Task input -
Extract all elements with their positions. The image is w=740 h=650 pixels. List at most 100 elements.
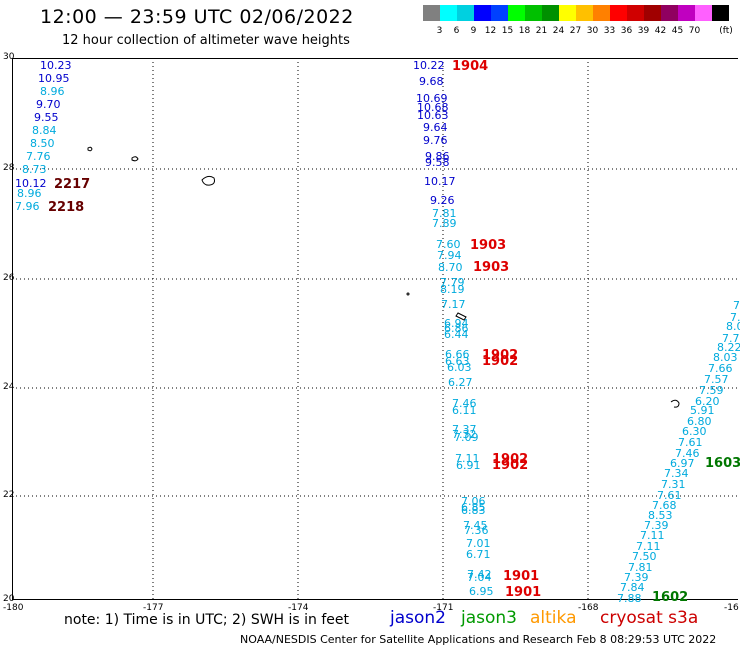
wave-height-label: 10.68 (417, 101, 449, 114)
wave-height-label: 6.80 (687, 415, 712, 428)
lon-label: -174 (288, 603, 309, 613)
time-tag-label: 1903 (470, 238, 507, 253)
scale-label: 3 (436, 26, 443, 36)
wave-height-label: 7.59 (699, 384, 724, 397)
wave-height-label: 7.46 (452, 397, 477, 410)
wave-height-label: 6.27 (448, 376, 473, 389)
time-tag-label: 1902 (482, 348, 519, 363)
wave-height-label: 10.17 (424, 175, 456, 188)
time-tag-label: 1904 (452, 59, 489, 74)
wave-height-label: 7. (730, 311, 740, 324)
scale-swatch (627, 5, 644, 21)
island-shape (87, 146, 93, 152)
footer-note: note: 1) Time is in UTC; 2) SWH is in fe… (64, 612, 350, 628)
wave-height-label: 5.91 (690, 404, 715, 417)
scale-label: 42 (654, 26, 667, 36)
wave-height-label: 7.50 (632, 550, 657, 563)
scale-swatch (695, 5, 712, 21)
scale-swatch (457, 5, 474, 21)
wave-height-label: 7.68 (652, 499, 677, 512)
wave-height-label: 6.03 (447, 361, 472, 374)
legend-cryosat-s3a: cryosat s3a (600, 608, 699, 628)
lon-label: -16 (724, 603, 739, 613)
wave-height-label: 6.44 (444, 328, 469, 341)
lat-label: 24 (3, 382, 15, 392)
time-tag-label: 1902 (492, 458, 529, 473)
wave-height-label: 7.7 (722, 332, 740, 345)
wave-height-label: 7.61 (657, 489, 682, 502)
scale-swatch (423, 5, 440, 21)
scale-swatch (525, 5, 542, 21)
island-shape (670, 399, 680, 408)
map-plot-area (12, 58, 738, 600)
island-shape (131, 156, 139, 162)
wave-height-label: 9.70 (36, 98, 61, 111)
scale-label: 12 (484, 26, 497, 36)
time-tag-label: 1901 (505, 585, 542, 600)
scale-label: 18 (518, 26, 531, 36)
wave-height-label: 7.46 (675, 447, 700, 460)
wave-height-label: 7.39 (624, 571, 649, 584)
wave-height-label: 10.12 (15, 177, 47, 190)
time-tag-label: 1903 (473, 260, 510, 275)
scale-swatch (610, 5, 627, 21)
wave-height-label: 7.57 (704, 373, 729, 386)
wave-height-label: 10.69 (416, 92, 448, 105)
scale-label: 24 (552, 26, 565, 36)
wave-height-label: 7.17 (441, 298, 466, 311)
lon-label: -177 (143, 603, 164, 613)
wave-height-label: 8.03 (713, 351, 738, 364)
scale-swatch (491, 5, 508, 21)
wave-height-label: 7.42 (467, 568, 492, 581)
wave-height-label: 8.96 (40, 85, 65, 98)
wave-height-label: 6.30 (682, 425, 707, 438)
wave-height-label: 7.39 (644, 519, 669, 532)
wave-height-label: 10.95 (38, 72, 70, 85)
wave-height-label: 8.50 (30, 137, 55, 150)
wave-height-label: 7.96 (15, 200, 40, 213)
time-tag-label: 1902 (492, 452, 529, 467)
wave-height-label: 7.11 (640, 529, 665, 542)
lat-label: 30 (3, 52, 15, 62)
wave-height-label: 6.83 (461, 504, 486, 517)
wave-height-label: 8.22 (717, 341, 740, 354)
lat-label: 22 (3, 490, 15, 500)
scale-label: 36 (620, 26, 633, 36)
wave-height-label: 7.66 (708, 362, 733, 375)
wave-height-label: 6.95 (469, 585, 494, 598)
scale-label: 39 (637, 26, 650, 36)
wave-height-label: 8.53 (648, 509, 673, 522)
time-tag-label: 1901 (503, 569, 540, 584)
wave-height-label: 7.61 (678, 436, 703, 449)
scale-swatch (542, 5, 559, 21)
wave-height-label: 9.64 (423, 121, 448, 134)
wave-height-label: 7.81 (432, 207, 457, 220)
wave-height-label: 6.71 (466, 548, 491, 561)
wave-height-label: 7.94 (437, 249, 462, 262)
lon-label: -180 (3, 603, 24, 613)
scale-label: 27 (569, 26, 582, 36)
wave-height-label: 7.81 (628, 561, 653, 574)
wave-height-label: 7.60 (436, 238, 461, 251)
wave-height-label: 6.85 (461, 501, 486, 514)
wave-height-label: 8.73 (22, 163, 47, 176)
wave-height-label: 7.04 (467, 571, 492, 584)
gridlines (12, 58, 738, 600)
scale-label: 33 (603, 26, 616, 36)
wave-height-label: 7.31 (661, 478, 686, 491)
wave-height-label: 9.55 (34, 111, 59, 124)
scale-label: 70 (688, 26, 701, 36)
wave-height-label: 8.19 (440, 283, 465, 296)
scale-swatch (678, 5, 695, 21)
wave-height-label: 6.11 (452, 404, 477, 417)
scale-label: 9 (470, 26, 477, 36)
legend-jason2: jason2 (390, 608, 446, 628)
credit-line: NOAA/NESDIS Center for Satellite Applica… (240, 633, 717, 646)
scale-unit: (ft) (719, 26, 733, 36)
wave-height-label: 9.68 (419, 75, 444, 88)
wave-height-label: 8.96 (17, 187, 42, 200)
lat-label: 28 (3, 163, 15, 173)
scale-swatch (576, 5, 593, 21)
scale-label: 15 (501, 26, 514, 36)
scale-swatch (712, 5, 729, 21)
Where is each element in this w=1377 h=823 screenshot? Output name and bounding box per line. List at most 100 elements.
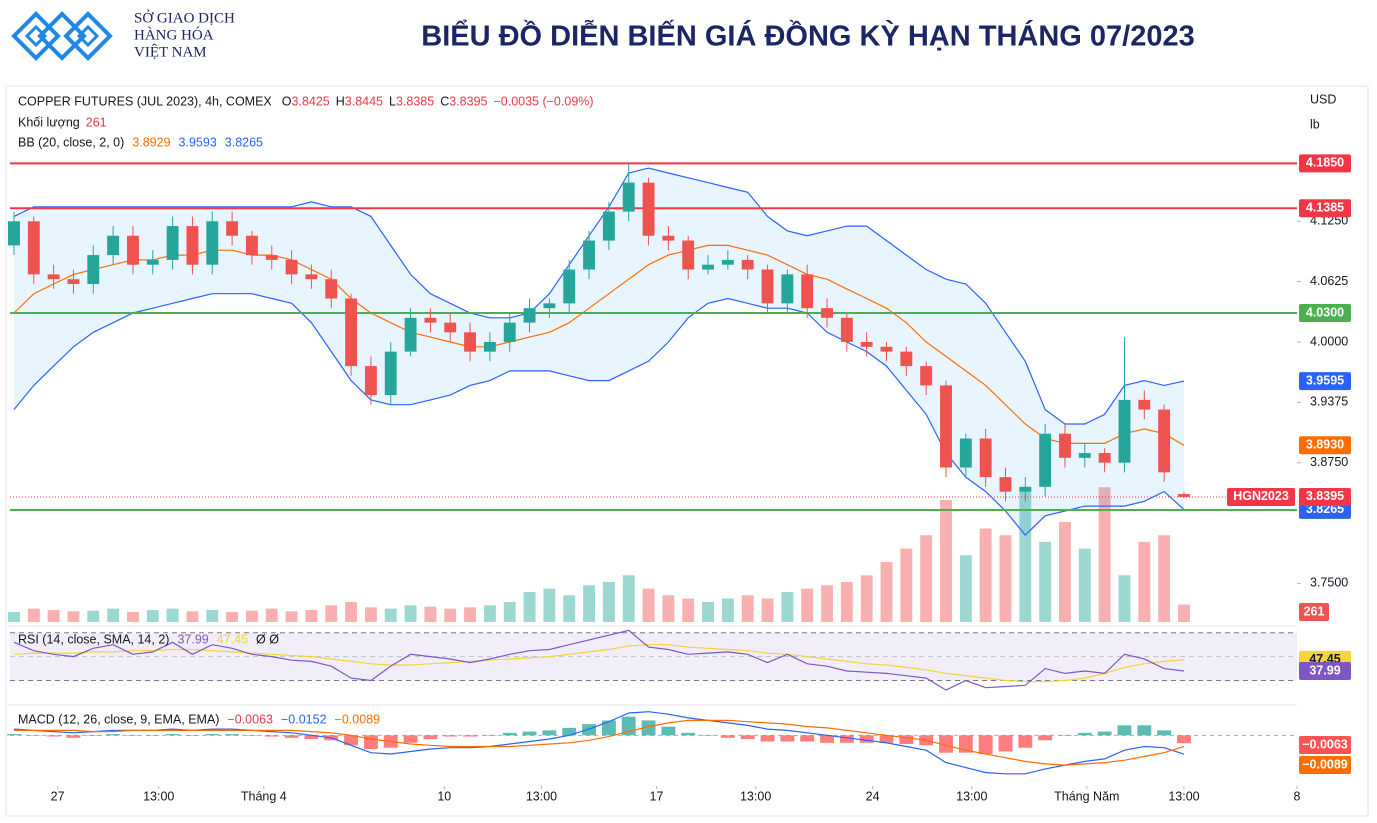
candle-body xyxy=(206,221,219,265)
x-tick-label: 24 xyxy=(866,789,880,803)
volume-bar xyxy=(206,609,219,622)
macd-histogram xyxy=(304,735,319,740)
candle-body xyxy=(761,269,774,304)
candle-body xyxy=(107,235,120,256)
legend-text: COPPER FUTURES (JUL 2023), 4h, COMEX xyxy=(18,94,272,108)
bb-fill xyxy=(13,168,1184,536)
volume-bar xyxy=(801,588,814,622)
x-tick-label: 17 xyxy=(650,789,664,803)
candle-body xyxy=(345,298,358,367)
price-badge-label: 3.8930 xyxy=(1306,438,1344,452)
volume-bar xyxy=(583,585,595,622)
candle-body xyxy=(1138,399,1151,410)
price-badge xyxy=(1299,372,1351,391)
macd-histogram xyxy=(1077,732,1092,736)
x-tick-label: 13:00 xyxy=(143,789,174,803)
volume-bar xyxy=(146,609,159,622)
macd-histogram xyxy=(820,735,834,743)
candle-body xyxy=(543,303,556,309)
volume-bar xyxy=(364,607,377,622)
rsi-band xyxy=(10,632,1297,681)
legend-text: 3.8929 xyxy=(132,135,170,149)
y-tick-label: 3.7500 xyxy=(1310,576,1348,590)
volume-bar xyxy=(959,555,972,622)
macd-histogram xyxy=(859,735,874,743)
macd-histogram xyxy=(780,735,795,742)
macd-histogram xyxy=(1097,731,1112,736)
candle-body xyxy=(979,438,992,478)
macd-histogram xyxy=(443,735,458,737)
macd-histogram xyxy=(86,735,101,736)
candle-body xyxy=(127,235,139,265)
macd-histogram xyxy=(1018,735,1033,748)
candle-body xyxy=(781,274,794,304)
macd-histogram xyxy=(502,732,517,736)
price-badge-label: 261 xyxy=(1304,604,1325,618)
volume-bar xyxy=(166,608,179,622)
candle-body xyxy=(444,322,457,333)
macd-histogram xyxy=(601,720,616,736)
volume-bar xyxy=(563,595,576,622)
macd-histogram xyxy=(522,731,537,736)
signal-line xyxy=(14,719,1185,766)
price-badge-label: 37.99 xyxy=(1309,663,1340,677)
macd-histogram xyxy=(165,734,180,736)
volume-bar xyxy=(47,609,60,622)
candle-body xyxy=(285,259,298,275)
legend-text: MACD (12, 26, close, 9, EMA, EMA) xyxy=(18,712,219,726)
legend-text: 3.8425 xyxy=(292,94,330,108)
candle-body xyxy=(801,274,814,309)
volume-bar xyxy=(1178,604,1190,622)
macd-histogram xyxy=(899,735,914,745)
volume-bar xyxy=(325,605,338,622)
price-badge-label: HGN2023 xyxy=(1233,489,1289,503)
volume-bar xyxy=(940,499,952,622)
candle-body xyxy=(146,259,159,265)
legend-text: 37.99 xyxy=(177,632,208,646)
volume-bar xyxy=(761,598,774,622)
volume-bar xyxy=(1039,541,1052,622)
volume-bar xyxy=(1158,535,1171,622)
legend-text: −0.0035 (−0.09%) xyxy=(493,94,593,108)
macd-histogram xyxy=(225,734,240,736)
candle-body xyxy=(226,221,239,236)
macd-histogram xyxy=(978,735,993,754)
volume-bar xyxy=(880,561,893,622)
legend-text: 3.9593 xyxy=(179,135,217,149)
candle-body xyxy=(424,317,437,323)
legend-text: 261 xyxy=(86,115,107,129)
candle-body xyxy=(67,279,80,285)
candle-body xyxy=(523,308,536,323)
rsi-line xyxy=(13,629,1185,691)
candle-body xyxy=(47,274,60,280)
legend-text: −0.0063 xyxy=(227,712,273,726)
price-badge-label: −0.0089 xyxy=(1302,757,1348,771)
volume-bar xyxy=(444,608,457,622)
price-badge xyxy=(1299,154,1351,173)
legend-text: 3.8445 xyxy=(345,94,383,108)
macd-histogram xyxy=(958,735,973,753)
volume-bar xyxy=(642,588,655,622)
volume-bar xyxy=(1078,548,1091,622)
macd-histogram xyxy=(939,735,953,753)
legend-text: −0.0089 xyxy=(335,712,381,726)
price-badge xyxy=(1299,661,1351,680)
x-tick-label: 10 xyxy=(437,789,451,803)
volume-bar xyxy=(265,608,278,622)
volume-bar xyxy=(27,608,40,622)
volume-bar xyxy=(503,601,516,622)
macd-histogram xyxy=(126,735,140,736)
macd-histogram xyxy=(1038,735,1053,741)
x-tick-label: 13:00 xyxy=(740,789,771,803)
volume-bar xyxy=(682,598,695,622)
volume-bar xyxy=(384,608,397,622)
y-tick-label: 3.9375 xyxy=(1310,395,1348,409)
volume-bar xyxy=(107,608,120,622)
volume-bar xyxy=(186,611,199,622)
candle-body xyxy=(840,317,853,342)
macd-histogram xyxy=(344,735,359,746)
volume-bar xyxy=(1059,521,1071,622)
candle-body xyxy=(940,385,952,468)
macd-histogram xyxy=(145,735,160,736)
macd-histogram xyxy=(106,734,121,736)
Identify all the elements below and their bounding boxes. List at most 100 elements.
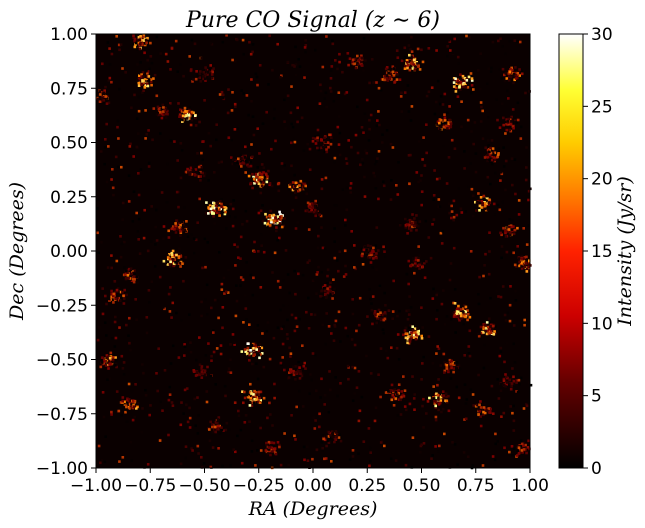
heatmap-pixel — [244, 171, 247, 174]
heatmap-pixel — [121, 355, 124, 358]
heatmap-pixel — [446, 112, 449, 115]
heatmap-pixel — [98, 326, 101, 329]
heatmap-pixel — [320, 90, 323, 93]
heatmap-pixel — [204, 77, 207, 80]
heatmap-pixel — [411, 213, 414, 216]
heatmap-pixel — [236, 161, 239, 164]
heatmap-pixel — [319, 102, 322, 105]
heatmap-pixel — [162, 306, 165, 309]
heatmap-pixel — [477, 333, 480, 336]
heatmap-pixel — [268, 215, 271, 218]
heatmap-pixel — [234, 60, 237, 63]
heatmap-pixel — [375, 81, 378, 84]
heatmap-pixel — [516, 449, 519, 452]
heatmap-pixel — [490, 332, 493, 335]
heatmap-pixel — [198, 198, 201, 201]
heatmap-pixel — [422, 398, 425, 401]
heatmap-pixel — [406, 232, 409, 235]
heatmap-pixel — [520, 377, 523, 380]
heatmap-pixel — [442, 390, 445, 393]
heatmap-pixel — [244, 156, 247, 159]
heatmap-pixel — [126, 420, 129, 423]
heatmap-pixel — [175, 219, 178, 222]
heatmap-pixel — [353, 392, 356, 395]
heatmap-pixel — [463, 167, 466, 170]
heatmap-pixel — [512, 252, 515, 255]
heatmap-pixel — [506, 90, 509, 93]
heatmap-pixel — [511, 454, 514, 457]
heatmap-pixel — [142, 372, 145, 375]
heatmap-pixel — [111, 337, 114, 340]
heatmap-pixel — [97, 339, 100, 342]
heatmap-pixel — [208, 76, 211, 79]
heatmap-pixel — [200, 315, 203, 318]
heatmap-pixel — [198, 166, 201, 169]
heatmap-pixel — [342, 188, 345, 191]
heatmap-pixel — [500, 257, 503, 260]
heatmap-pixel — [280, 362, 283, 365]
heatmap-pixel — [314, 278, 317, 281]
heatmap-pixel — [154, 265, 157, 268]
heatmap-pixel — [408, 44, 411, 47]
heatmap-pixel — [404, 218, 407, 221]
heatmap-pixel — [110, 254, 113, 257]
heatmap-pixel — [467, 186, 470, 189]
heatmap-pixel — [317, 247, 320, 250]
heatmap-pixel — [135, 318, 138, 321]
heatmap-pixel — [121, 67, 124, 70]
heatmap-pixel — [384, 311, 387, 314]
heatmap-pixel — [101, 97, 104, 100]
heatmap-pixel — [428, 47, 431, 50]
heatmap-pixel — [453, 85, 456, 88]
heatmap-pixel — [470, 250, 473, 253]
heatmap-pixel — [253, 178, 256, 181]
heatmap-pixel — [120, 414, 123, 417]
heatmap-pixel — [110, 413, 113, 416]
heatmap-pixel — [267, 321, 270, 324]
heatmap-pixel — [514, 66, 517, 69]
heatmap-pixel — [379, 285, 382, 288]
heatmap-pixel — [446, 367, 449, 370]
heatmap-pixel — [257, 179, 260, 182]
heatmap-pixel — [294, 141, 297, 144]
heatmap-pixel — [214, 431, 217, 434]
heatmap-pixel — [506, 77, 509, 80]
heatmap-pixel — [209, 64, 212, 67]
heatmap-pixel — [197, 275, 200, 278]
heatmap-pixel — [137, 96, 140, 99]
heatmap-pixel — [333, 100, 336, 103]
heatmap-pixel — [330, 460, 333, 463]
heatmap-pixel — [279, 286, 282, 289]
heatmap-pixel — [213, 171, 216, 174]
heatmap-pixel — [177, 102, 180, 105]
heatmap-pixel — [258, 182, 261, 185]
heatmap-pixel — [497, 147, 500, 150]
heatmap-pixel — [400, 390, 403, 393]
heatmap-pixel — [324, 290, 327, 293]
heatmap-pixel — [518, 452, 521, 455]
heatmap-pixel — [204, 172, 207, 175]
heatmap-pixel — [151, 62, 154, 65]
heatmap-pixel — [124, 411, 127, 414]
heatmap-pixel — [338, 311, 341, 314]
heatmap-pixel — [511, 219, 514, 222]
heatmap-pixel — [465, 402, 468, 405]
heatmap-pixel — [255, 175, 258, 178]
heatmap-pixel — [190, 351, 193, 354]
heatmap-pixel — [162, 104, 165, 107]
heatmap-pixel — [349, 458, 352, 461]
heatmap-pixel — [96, 232, 99, 235]
heatmap-pixel — [339, 382, 342, 385]
heatmap-pixel — [195, 70, 198, 73]
heatmap-pixel — [97, 251, 100, 254]
heatmap-pixel — [240, 165, 243, 168]
heatmap-pixel — [204, 238, 207, 241]
heatmap-pixel — [229, 215, 232, 218]
heatmap-pixel — [335, 438, 338, 441]
heatmap-pixel — [148, 79, 151, 82]
heatmap-pixel — [201, 140, 204, 143]
heatmap-pixel — [325, 445, 328, 448]
heatmap-pixel — [478, 303, 481, 306]
heatmap-pixel — [208, 428, 211, 431]
heatmap-pixel — [456, 214, 459, 217]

Exercise directions -
Repeat the records above verbatim, from the line containing "candle-body xyxy=(206,221,219,265)" through the line containing "candle-body xyxy=(979,438,992,478)", with both of those lines included.

Output below -
candle-body xyxy=(206,221,219,265)
x-tick-label: 24 xyxy=(866,789,880,803)
volume-bar xyxy=(206,609,219,622)
macd-histogram xyxy=(304,735,319,740)
candle-body xyxy=(761,269,774,304)
candle-body xyxy=(107,235,120,256)
legend-text: COPPER FUTURES (JUL 2023), 4h, COMEX xyxy=(18,94,272,108)
bb-fill xyxy=(13,168,1184,536)
volume-bar xyxy=(801,588,814,622)
x-tick-label: 17 xyxy=(650,789,664,803)
candle-body xyxy=(345,298,358,367)
price-badge-label: 3.8930 xyxy=(1306,438,1344,452)
volume-bar xyxy=(583,585,595,622)
candle-body xyxy=(1138,399,1151,410)
price-badge xyxy=(1299,372,1351,391)
macd-histogram xyxy=(1077,732,1092,736)
x-tick-label: 13:00 xyxy=(143,789,174,803)
volume-bar xyxy=(146,609,159,622)
macd-histogram xyxy=(820,735,834,743)
candle-body xyxy=(543,303,556,309)
volume-bar xyxy=(364,607,377,622)
rsi-band xyxy=(10,632,1297,681)
legend-text: 3.8929 xyxy=(132,135,170,149)
y-tick-label: 3.7500 xyxy=(1310,576,1348,590)
volume-bar xyxy=(959,555,972,622)
macd-histogram xyxy=(859,735,874,743)
macd-histogram xyxy=(780,735,795,742)
macd-histogram xyxy=(1097,731,1112,736)
candle-body xyxy=(979,438,992,478)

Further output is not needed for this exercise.